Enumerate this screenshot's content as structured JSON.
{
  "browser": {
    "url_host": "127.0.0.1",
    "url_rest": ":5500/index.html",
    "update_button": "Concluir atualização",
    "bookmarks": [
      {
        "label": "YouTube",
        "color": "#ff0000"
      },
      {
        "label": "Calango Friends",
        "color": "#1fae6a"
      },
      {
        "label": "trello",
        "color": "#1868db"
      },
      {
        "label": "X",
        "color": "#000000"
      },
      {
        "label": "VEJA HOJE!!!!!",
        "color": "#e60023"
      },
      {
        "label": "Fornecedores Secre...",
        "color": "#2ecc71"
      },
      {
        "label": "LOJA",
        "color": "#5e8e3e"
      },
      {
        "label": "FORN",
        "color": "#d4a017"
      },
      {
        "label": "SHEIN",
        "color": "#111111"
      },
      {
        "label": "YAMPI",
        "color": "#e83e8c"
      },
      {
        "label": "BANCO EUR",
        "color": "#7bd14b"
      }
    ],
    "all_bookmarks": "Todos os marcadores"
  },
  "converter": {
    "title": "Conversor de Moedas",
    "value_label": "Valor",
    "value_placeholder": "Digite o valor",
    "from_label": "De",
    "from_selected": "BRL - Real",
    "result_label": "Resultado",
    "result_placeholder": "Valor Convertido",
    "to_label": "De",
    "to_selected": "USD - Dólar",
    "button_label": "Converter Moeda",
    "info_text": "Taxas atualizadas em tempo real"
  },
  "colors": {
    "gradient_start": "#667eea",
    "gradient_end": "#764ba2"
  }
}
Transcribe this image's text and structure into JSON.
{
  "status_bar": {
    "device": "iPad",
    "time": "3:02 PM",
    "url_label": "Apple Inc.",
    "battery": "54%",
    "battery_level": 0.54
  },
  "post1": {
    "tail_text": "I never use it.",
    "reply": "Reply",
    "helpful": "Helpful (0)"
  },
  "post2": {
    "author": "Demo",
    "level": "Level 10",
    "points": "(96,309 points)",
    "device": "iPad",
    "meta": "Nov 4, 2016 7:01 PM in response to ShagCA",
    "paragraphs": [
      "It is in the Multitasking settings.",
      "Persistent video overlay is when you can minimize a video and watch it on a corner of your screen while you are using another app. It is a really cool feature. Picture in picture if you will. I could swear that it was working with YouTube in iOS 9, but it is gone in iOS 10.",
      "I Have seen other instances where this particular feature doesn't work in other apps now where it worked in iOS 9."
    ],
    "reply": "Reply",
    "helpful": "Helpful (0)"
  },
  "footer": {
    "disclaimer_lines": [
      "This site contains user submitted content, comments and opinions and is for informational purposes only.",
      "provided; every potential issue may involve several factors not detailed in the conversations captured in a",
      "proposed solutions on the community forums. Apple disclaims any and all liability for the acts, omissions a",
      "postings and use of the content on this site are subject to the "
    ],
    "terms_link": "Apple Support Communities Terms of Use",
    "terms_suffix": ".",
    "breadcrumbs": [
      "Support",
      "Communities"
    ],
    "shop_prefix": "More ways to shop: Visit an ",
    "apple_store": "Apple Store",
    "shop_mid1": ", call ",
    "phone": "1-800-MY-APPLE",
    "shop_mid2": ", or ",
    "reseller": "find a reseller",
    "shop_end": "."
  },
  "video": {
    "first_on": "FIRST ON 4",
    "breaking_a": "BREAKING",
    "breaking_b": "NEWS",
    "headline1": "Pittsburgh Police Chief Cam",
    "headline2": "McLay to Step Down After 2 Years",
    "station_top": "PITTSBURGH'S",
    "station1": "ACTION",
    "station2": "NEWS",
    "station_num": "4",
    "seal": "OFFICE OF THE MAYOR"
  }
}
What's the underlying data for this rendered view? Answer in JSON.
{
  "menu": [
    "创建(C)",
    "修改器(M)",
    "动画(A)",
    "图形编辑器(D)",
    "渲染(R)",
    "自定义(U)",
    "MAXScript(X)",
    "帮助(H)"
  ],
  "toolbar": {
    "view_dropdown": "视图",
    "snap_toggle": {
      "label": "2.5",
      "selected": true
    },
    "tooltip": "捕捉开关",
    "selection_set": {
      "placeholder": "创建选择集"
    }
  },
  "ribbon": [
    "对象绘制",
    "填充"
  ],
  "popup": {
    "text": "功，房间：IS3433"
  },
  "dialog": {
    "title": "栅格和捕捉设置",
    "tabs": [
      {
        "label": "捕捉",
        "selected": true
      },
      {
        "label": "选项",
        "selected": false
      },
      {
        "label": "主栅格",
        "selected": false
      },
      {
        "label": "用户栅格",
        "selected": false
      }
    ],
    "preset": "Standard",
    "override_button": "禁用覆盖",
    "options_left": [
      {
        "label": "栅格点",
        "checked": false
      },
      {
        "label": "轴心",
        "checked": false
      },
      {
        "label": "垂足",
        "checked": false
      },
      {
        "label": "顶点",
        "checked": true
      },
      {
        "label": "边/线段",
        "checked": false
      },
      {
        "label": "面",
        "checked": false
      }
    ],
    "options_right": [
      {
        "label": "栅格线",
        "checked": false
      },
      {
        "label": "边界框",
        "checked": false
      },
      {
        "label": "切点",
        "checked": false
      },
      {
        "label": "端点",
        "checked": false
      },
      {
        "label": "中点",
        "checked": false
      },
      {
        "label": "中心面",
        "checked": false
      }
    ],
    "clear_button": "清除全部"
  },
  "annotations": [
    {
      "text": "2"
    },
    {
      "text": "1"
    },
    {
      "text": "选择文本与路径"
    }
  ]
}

•••

Exercise: Every entry above should be retyped exactly as shown.

Worked solution:
Enumerate this screenshot's content as structured JSON.
{
  "browser": {
    "url_host": "127.0.0.1",
    "url_rest": ":5500/index.html",
    "update_button": "Concluir atualização",
    "bookmarks": [
      {
        "label": "YouTube",
        "color": "#ff0000"
      },
      {
        "label": "Calango Friends",
        "color": "#1fae6a"
      },
      {
        "label": "trello",
        "color": "#1868db"
      },
      {
        "label": "X",
        "color": "#000000"
      },
      {
        "label": "VEJA HOJE!!!!!",
        "color": "#e60023"
      },
      {
        "label": "Fornecedores Secre...",
        "color": "#2ecc71"
      },
      {
        "label": "LOJA",
        "color": "#5e8e3e"
      },
      {
        "label": "FORN",
        "color": "#d4a017"
      },
      {
        "label": "SHEIN",
        "color": "#111111"
      },
      {
        "label": "YAMPI",
        "color": "#e83e8c"
      },
      {
        "label": "BANCO EUR",
        "color": "#7bd14b"
      }
    ],
    "all_bookmarks": "Todos os marcadores"
  },
  "converter": {
    "title": "Conversor de Moedas",
    "value_label": "Valor",
    "value_placeholder": "Digite o valor",
    "from_label": "De",
    "from_selected": "BRL - Real",
    "result_label": "Resultado",
    "result_placeholder": "Valor Convertido",
    "to_label": "De",
    "to_selected": "USD - Dólar",
    "button_label": "Converter Moeda",
    "info_text": "Taxas atualizadas em tempo real"
  },
  "colors": {
    "gradient_start": "#667eea",
    "gradient_end": "#764ba2"
  }
}
Transcribe this image's text and structure into JSON.
{
  "status_bar": {
    "device": "iPad",
    "time": "3:02 PM",
    "url_label": "Apple Inc.",
    "battery": "54%",
    "battery_level": 0.54
  },
  "post1": {
    "tail_text": "I never use it.",
    "reply": "Reply",
    "helpful": "Helpful (0)"
  },
  "post2": {
    "author": "Demo",
    "level": "Level 10",
    "points": "(96,309 points)",
    "device": "iPad",
    "meta": "Nov 4, 2016 7:01 PM in response to ShagCA",
    "paragraphs": [
      "It is in the Multitasking settings.",
      "Persistent video overlay is when you can minimize a video and watch it on a corner of your screen while you are using another app. It is a really cool feature. Picture in picture if you will. I could swear that it was working with YouTube in iOS 9, but it is gone in iOS 10.",
      "I Have seen other instances where this particular feature doesn't work in other apps now where it worked in iOS 9."
    ],
    "reply": "Reply",
    "helpful": "Helpful (0)"
  },
  "footer": {
    "disclaimer_lines": [
      "This site contains user submitted content, comments and opinions and is for informational purposes only.",
      "provided; every potential issue may involve several factors not detailed in the conversations captured in a",
      "proposed solutions on the community forums. Apple disclaims any and all liability for the acts, omissions a",
      "postings and use of the content on this site are subject to the "
    ],
    "terms_link": "Apple Support Communities Terms of Use",
    "terms_suffix": ".",
    "breadcrumbs": [
      "Support",
      "Communities"
    ],
    "shop_prefix": "More ways to shop: Visit an ",
    "apple_store": "Apple Store",
    "shop_mid1": ", call ",
    "phone": "1-800-MY-APPLE",
    "shop_mid2": ", or ",
    "reseller": "find a reseller",
    "shop_end": "."
  },
  "video": {
    "first_on": "FIRST ON 4",
    "breaking_a": "BREAKING",
    "breaking_b": "NEWS",
    "headline1": "Pittsburgh Police Chief Cam",
    "headline2": "McLay to Step Down After 2 Years",
    "station_top": "PITTSBURGH'S",
    "station1": "ACTION",
    "station2": "NEWS",
    "station_num": "4",
    "seal": "OFFICE OF THE MAYOR"
  }
}
What's the underlying data for this rendered view? Answer in JSON.
{
  "menu": [
    "创建(C)",
    "修改器(M)",
    "动画(A)",
    "图形编辑器(D)",
    "渲染(R)",
    "自定义(U)",
    "MAXScript(X)",
    "帮助(H)"
  ],
  "toolbar": {
    "view_dropdown": "视图",
    "snap_toggle": {
      "label": "2.5",
      "selected": true
    },
    "tooltip": "捕捉开关",
    "selection_set": {
      "placeholder": "创建选择集"
    }
  },
  "ribbon": [
    "对象绘制",
    "填充"
  ],
  "popup": {
    "text": "功，房间：IS3433"
  },
  "dialog": {
    "title": "栅格和捕捉设置",
    "tabs": [
      {
        "label": "捕捉",
        "selected": true
      },
      {
        "label": "选项",
        "selected": false
      },
      {
        "label": "主栅格",
        "selected": false
      },
      {
        "label": "用户栅格",
        "selected": false
      }
    ],
    "preset": "Standard",
    "override_button": "禁用覆盖",
    "options_left": [
      {
        "label": "栅格点",
        "checked": false
      },
      {
        "label": "轴心",
        "checked": false
      },
      {
        "label": "垂足",
        "checked": false
      },
      {
        "label": "顶点",
        "checked": true
      },
      {
        "label": "边/线段",
        "checked": false
      },
      {
        "label": "面",
        "checked": false
      }
    ],
    "options_right": [
      {
        "label": "栅格线",
        "checked": false
      },
      {
        "label": "边界框",
        "checked": false
      },
      {
        "label": "切点",
        "checked": false
      },
      {
        "label": "端点",
        "checked": false
      },
      {
        "label": "中点",
        "checked": false
      },
      {
        "label": "中心面",
        "checked": false
      }
    ],
    "clear_button": "清除全部"
  },
  "annotations": [
    {
      "text": "2"
    },
    {
      "text": "1"
    },
    {
      "text": "选择文本与路径"
    }
  ]
}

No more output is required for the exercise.